= SUPPLIED RECORDS =
------------------------------------------------------------
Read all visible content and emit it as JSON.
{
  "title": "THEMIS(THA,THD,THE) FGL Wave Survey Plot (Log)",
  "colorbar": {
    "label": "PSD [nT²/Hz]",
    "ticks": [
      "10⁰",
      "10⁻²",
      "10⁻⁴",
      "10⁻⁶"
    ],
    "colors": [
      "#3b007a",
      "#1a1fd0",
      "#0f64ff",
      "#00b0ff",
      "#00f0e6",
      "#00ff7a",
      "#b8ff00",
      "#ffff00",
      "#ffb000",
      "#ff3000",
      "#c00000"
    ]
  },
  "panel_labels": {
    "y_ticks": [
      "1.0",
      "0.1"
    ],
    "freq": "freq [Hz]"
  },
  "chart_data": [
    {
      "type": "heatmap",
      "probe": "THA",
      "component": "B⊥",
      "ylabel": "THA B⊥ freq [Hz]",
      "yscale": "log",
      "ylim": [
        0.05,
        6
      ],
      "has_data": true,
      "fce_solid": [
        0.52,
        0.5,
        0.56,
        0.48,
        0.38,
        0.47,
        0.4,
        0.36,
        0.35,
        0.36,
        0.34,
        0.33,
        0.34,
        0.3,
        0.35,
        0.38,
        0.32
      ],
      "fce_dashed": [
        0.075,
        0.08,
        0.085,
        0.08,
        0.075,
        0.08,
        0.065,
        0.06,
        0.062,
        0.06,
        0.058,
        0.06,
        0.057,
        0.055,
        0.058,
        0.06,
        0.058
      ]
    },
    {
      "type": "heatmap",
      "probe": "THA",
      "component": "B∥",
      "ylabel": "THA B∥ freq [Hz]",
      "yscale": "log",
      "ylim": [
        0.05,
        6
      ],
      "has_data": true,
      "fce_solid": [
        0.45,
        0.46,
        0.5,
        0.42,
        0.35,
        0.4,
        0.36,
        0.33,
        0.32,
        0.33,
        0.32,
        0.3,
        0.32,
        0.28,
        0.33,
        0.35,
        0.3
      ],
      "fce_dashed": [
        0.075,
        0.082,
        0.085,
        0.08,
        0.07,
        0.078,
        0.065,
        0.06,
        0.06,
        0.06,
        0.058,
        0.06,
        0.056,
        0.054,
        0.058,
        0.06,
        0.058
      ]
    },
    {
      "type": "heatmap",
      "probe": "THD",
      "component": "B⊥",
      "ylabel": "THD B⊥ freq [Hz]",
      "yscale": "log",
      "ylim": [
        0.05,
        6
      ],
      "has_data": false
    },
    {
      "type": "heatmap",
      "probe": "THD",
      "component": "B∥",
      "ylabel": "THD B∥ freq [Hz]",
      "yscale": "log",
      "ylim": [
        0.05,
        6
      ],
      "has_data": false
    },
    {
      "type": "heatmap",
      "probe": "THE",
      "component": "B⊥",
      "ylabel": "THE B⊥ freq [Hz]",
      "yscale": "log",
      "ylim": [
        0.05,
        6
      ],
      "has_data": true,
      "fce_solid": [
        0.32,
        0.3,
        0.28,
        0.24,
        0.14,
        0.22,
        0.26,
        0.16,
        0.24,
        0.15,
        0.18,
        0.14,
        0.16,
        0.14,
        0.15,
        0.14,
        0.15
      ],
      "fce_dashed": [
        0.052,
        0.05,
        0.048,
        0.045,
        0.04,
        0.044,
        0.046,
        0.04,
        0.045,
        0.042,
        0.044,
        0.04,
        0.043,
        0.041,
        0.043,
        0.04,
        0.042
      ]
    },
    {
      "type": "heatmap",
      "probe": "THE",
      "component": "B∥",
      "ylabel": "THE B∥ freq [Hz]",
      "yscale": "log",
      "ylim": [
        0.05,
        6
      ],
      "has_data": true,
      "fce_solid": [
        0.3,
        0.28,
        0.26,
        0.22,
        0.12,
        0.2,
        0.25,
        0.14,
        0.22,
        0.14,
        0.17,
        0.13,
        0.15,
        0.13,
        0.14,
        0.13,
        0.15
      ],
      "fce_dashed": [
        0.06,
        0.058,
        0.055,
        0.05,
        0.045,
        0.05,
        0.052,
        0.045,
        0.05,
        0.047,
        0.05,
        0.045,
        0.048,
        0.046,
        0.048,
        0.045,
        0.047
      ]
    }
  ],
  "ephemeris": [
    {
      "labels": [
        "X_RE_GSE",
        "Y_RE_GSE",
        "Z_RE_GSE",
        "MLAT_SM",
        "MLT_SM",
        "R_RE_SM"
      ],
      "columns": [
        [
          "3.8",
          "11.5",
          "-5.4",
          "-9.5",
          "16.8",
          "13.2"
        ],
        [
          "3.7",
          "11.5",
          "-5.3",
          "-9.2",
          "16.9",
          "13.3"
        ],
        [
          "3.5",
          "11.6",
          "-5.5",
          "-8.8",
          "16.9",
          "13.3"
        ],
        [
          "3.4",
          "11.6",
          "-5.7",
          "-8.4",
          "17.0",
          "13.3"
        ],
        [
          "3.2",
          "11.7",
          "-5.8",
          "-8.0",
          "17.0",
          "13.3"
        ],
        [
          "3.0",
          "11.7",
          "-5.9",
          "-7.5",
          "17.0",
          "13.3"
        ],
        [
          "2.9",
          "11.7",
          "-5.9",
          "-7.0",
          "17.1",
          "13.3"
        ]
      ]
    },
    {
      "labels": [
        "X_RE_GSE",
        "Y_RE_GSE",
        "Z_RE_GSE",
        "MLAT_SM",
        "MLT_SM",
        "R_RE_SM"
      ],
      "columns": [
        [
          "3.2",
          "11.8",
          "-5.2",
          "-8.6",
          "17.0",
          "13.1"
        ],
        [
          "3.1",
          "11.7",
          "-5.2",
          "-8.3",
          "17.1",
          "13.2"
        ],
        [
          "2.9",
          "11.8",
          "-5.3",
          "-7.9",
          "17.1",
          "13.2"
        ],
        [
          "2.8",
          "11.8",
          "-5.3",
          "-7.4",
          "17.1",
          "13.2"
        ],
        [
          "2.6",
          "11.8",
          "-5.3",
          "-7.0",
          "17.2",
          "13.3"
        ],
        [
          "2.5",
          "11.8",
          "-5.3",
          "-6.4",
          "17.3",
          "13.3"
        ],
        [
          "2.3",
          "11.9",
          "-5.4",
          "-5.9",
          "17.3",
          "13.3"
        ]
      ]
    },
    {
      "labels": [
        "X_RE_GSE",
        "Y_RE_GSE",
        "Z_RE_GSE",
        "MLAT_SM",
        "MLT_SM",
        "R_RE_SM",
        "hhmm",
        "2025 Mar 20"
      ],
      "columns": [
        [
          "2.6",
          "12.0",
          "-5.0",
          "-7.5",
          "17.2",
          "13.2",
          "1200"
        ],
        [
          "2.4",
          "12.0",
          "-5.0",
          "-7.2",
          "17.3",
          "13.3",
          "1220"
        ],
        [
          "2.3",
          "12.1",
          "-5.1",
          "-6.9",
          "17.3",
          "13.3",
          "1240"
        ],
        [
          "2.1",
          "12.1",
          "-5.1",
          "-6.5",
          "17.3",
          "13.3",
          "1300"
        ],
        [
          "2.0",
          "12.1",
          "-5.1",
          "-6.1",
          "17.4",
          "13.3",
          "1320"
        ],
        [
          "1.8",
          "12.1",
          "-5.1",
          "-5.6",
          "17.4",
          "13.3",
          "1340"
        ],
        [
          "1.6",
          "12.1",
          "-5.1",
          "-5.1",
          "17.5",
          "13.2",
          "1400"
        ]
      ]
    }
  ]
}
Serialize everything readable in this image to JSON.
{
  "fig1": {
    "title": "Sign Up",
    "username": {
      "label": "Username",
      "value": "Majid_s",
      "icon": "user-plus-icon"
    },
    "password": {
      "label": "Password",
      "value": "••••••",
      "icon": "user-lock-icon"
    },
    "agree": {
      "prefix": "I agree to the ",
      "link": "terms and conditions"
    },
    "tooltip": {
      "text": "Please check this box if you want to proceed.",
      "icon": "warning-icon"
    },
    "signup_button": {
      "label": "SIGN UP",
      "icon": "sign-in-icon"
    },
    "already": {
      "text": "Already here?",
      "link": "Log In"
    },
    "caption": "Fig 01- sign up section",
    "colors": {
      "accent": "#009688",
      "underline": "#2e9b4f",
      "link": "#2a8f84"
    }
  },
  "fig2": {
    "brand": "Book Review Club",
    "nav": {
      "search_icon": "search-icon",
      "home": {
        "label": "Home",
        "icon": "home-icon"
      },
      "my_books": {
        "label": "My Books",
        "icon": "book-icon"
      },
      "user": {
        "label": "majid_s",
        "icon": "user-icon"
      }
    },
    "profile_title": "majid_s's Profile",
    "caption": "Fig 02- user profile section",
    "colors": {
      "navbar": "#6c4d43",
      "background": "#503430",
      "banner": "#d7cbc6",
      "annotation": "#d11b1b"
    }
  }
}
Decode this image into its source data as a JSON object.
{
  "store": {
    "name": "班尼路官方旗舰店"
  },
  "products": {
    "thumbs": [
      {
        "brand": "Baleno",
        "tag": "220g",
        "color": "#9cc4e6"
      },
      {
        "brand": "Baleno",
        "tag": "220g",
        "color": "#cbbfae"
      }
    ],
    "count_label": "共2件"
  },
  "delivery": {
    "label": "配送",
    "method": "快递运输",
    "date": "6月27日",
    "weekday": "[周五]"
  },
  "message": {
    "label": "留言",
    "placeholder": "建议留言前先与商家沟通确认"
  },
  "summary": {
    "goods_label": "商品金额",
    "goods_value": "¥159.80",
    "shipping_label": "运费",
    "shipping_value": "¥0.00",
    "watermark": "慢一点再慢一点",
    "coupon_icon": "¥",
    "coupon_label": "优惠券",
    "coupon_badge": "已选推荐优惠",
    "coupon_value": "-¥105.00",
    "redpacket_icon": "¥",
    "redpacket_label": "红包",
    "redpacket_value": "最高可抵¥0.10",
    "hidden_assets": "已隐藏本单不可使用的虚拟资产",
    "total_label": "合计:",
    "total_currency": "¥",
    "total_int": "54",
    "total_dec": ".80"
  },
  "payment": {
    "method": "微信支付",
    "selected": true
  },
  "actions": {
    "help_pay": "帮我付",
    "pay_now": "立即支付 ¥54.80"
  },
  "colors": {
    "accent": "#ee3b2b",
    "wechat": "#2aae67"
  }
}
------------------------------------------------------------
= THE PROBLEM =
Look through the entries above and report the number of lines that contain "ylabel". Write only the number.

= RESULT OF THE TASK =
6